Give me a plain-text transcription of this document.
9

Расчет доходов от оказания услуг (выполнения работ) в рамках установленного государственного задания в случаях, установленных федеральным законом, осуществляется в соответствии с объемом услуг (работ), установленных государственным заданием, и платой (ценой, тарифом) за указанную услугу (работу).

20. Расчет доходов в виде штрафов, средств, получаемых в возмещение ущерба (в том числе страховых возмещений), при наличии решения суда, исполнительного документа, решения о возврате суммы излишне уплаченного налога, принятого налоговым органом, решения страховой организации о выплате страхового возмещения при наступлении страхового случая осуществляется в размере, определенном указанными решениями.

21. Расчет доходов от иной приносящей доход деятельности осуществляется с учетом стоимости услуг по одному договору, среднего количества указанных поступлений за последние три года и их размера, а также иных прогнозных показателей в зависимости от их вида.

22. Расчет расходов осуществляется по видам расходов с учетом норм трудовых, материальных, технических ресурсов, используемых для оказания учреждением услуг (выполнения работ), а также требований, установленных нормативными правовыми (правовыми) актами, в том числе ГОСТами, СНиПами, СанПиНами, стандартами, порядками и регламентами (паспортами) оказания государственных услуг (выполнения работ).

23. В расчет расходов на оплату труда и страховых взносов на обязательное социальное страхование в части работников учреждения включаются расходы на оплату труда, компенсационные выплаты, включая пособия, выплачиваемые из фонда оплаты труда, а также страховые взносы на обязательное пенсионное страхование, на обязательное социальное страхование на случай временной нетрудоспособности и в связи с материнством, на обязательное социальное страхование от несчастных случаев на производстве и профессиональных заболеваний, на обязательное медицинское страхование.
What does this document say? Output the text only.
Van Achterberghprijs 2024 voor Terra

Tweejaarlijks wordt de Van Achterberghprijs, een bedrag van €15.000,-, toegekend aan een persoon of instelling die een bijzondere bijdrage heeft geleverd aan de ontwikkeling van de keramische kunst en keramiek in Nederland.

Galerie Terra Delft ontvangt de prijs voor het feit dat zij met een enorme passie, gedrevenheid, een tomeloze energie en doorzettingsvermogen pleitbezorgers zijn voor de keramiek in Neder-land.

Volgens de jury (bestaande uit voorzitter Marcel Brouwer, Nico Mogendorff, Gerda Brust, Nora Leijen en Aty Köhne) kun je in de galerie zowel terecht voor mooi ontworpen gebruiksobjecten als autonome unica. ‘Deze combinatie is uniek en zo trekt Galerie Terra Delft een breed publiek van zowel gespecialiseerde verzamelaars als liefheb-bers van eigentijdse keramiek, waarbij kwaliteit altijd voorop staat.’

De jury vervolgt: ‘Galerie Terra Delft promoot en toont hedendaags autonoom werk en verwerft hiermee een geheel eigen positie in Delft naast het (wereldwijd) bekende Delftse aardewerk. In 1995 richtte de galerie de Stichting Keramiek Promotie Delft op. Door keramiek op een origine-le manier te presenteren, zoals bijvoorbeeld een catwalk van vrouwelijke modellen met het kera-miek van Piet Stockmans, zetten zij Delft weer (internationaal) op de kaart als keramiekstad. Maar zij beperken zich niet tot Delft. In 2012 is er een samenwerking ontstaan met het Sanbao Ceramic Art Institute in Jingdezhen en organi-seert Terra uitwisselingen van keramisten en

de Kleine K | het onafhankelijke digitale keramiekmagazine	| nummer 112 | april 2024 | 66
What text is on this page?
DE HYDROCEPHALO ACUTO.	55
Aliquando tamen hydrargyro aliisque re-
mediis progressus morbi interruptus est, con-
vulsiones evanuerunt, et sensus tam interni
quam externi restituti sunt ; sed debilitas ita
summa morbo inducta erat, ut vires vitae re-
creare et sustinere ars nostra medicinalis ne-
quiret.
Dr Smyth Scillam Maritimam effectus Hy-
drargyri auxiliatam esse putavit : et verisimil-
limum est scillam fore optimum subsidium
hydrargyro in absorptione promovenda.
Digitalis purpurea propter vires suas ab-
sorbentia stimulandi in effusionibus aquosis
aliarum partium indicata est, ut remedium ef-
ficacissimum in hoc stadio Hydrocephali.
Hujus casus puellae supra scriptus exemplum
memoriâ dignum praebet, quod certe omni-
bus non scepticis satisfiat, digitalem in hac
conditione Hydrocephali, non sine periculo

────────────────

- [Directions]:
Write out all the data again, exactly as it appears.

- [Final answer]:
Give me a plain-text transcription of this document.
9

Расчет доходов от оказания услуг (выполнения работ) в рамках установленного государственного задания в случаях, установленных федеральным законом, осуществляется в соответствии с объемом услуг (работ), установленных государственным заданием, и платой (ценой, тарифом) за указанную услугу (работу).

20. Расчет доходов в виде штрафов, средств, получаемых в возмещение ущерба (в том числе страховых возмещений), при наличии решения суда, исполнительного документа, решения о возврате суммы излишне уплаченного налога, принятого налоговым органом, решения страховой организации о выплате страхового возмещения при наступлении страхового случая осуществляется в размере, определенном указанными решениями.

21. Расчет доходов от иной приносящей доход деятельности осуществляется с учетом стоимости услуг по одному договору, среднего количества указанных поступлений за последние три года и их размера, а также иных прогнозных показателей в зависимости от их вида.

22. Расчет расходов осуществляется по видам расходов с учетом норм трудовых, материальных, технических ресурсов, используемых для оказания учреждением услуг (выполнения работ), а также требований, установленных нормативными правовыми (правовыми) актами, в том числе ГОСТами, СНиПами, СанПиНами, стандартами, порядками и регламентами (паспортами) оказания государственных услуг (выполнения работ).

23. В расчет расходов на оплату труда и страховых взносов на обязательное социальное страхование в части работников учреждения включаются расходы на оплату труда, компенсационные выплаты, включая пособия, выплачиваемые из фонда оплаты труда, а также страховые взносы на обязательное пенсионное страхование, на обязательное социальное страхование на случай временной нетрудоспособности и в связи с материнством, на обязательное социальное страхование от несчастных случаев на производстве и профессиональных заболеваний, на обязательное медицинское страхование.
What does this document say? Output the text only.
Van Achterberghprijs 2024 voor Terra

Tweejaarlijks wordt de Van Achterberghprijs, een bedrag van €15.000,-, toegekend aan een persoon of instelling die een bijzondere bijdrage heeft geleverd aan de ontwikkeling van de keramische kunst en keramiek in Nederland.

Galerie Terra Delft ontvangt de prijs voor het feit dat zij met een enorme passie, gedrevenheid, een tomeloze energie en doorzettingsvermogen pleitbezorgers zijn voor de keramiek in Neder-land.

Volgens de jury (bestaande uit voorzitter Marcel Brouwer, Nico Mogendorff, Gerda Brust, Nora Leijen en Aty Köhne) kun je in de galerie zowel terecht voor mooi ontworpen gebruiksobjecten als autonome unica. ‘Deze combinatie is uniek en zo trekt Galerie Terra Delft een breed publiek van zowel gespecialiseerde verzamelaars als liefheb-bers van eigentijdse keramiek, waarbij kwaliteit altijd voorop staat.’

De jury vervolgt: ‘Galerie Terra Delft promoot en toont hedendaags autonoom werk en verwerft hiermee een geheel eigen positie in Delft naast het (wereldwijd) bekende Delftse aardewerk. In 1995 richtte de galerie de Stichting Keramiek Promotie Delft op. Door keramiek op een origine-le manier te presenteren, zoals bijvoorbeeld een catwalk van vrouwelijke modellen met het kera-miek van Piet Stockmans, zetten zij Delft weer (internationaal) op de kaart als keramiekstad. Maar zij beperken zich niet tot Delft. In 2012 is er een samenwerking ontstaan met het Sanbao Ceramic Art Institute in Jingdezhen en organi-seert Terra uitwisselingen van keramisten en

de Kleine K | het onafhankelijke digitale keramiekmagazine	| nummer 112 | april 2024 | 66
What text is on this page?
DE HYDROCEPHALO ACUTO.	55
Aliquando tamen hydrargyro aliisque re-
mediis progressus morbi interruptus est, con-
vulsiones evanuerunt, et sensus tam interni
quam externi restituti sunt ; sed debilitas ita
summa morbo inducta erat, ut vires vitae re-
creare et sustinere ars nostra medicinalis ne-
quiret.
Dr Smyth Scillam Maritimam effectus Hy-
drargyri auxiliatam esse putavit : et verisimil-
limum est scillam fore optimum subsidium
hydrargyro in absorptione promovenda.
Digitalis purpurea propter vires suas ab-
sorbentia stimulandi in effusionibus aquosis
aliarum partium indicata est, ut remedium ef-
ficacissimum in hoc stadio Hydrocephali.
Hujus casus puellae supra scriptus exemplum
memoriâ dignum praebet, quod certe omni-
bus non scepticis satisfiat, digitalem in hac
conditione Hydrocephali, non sine periculo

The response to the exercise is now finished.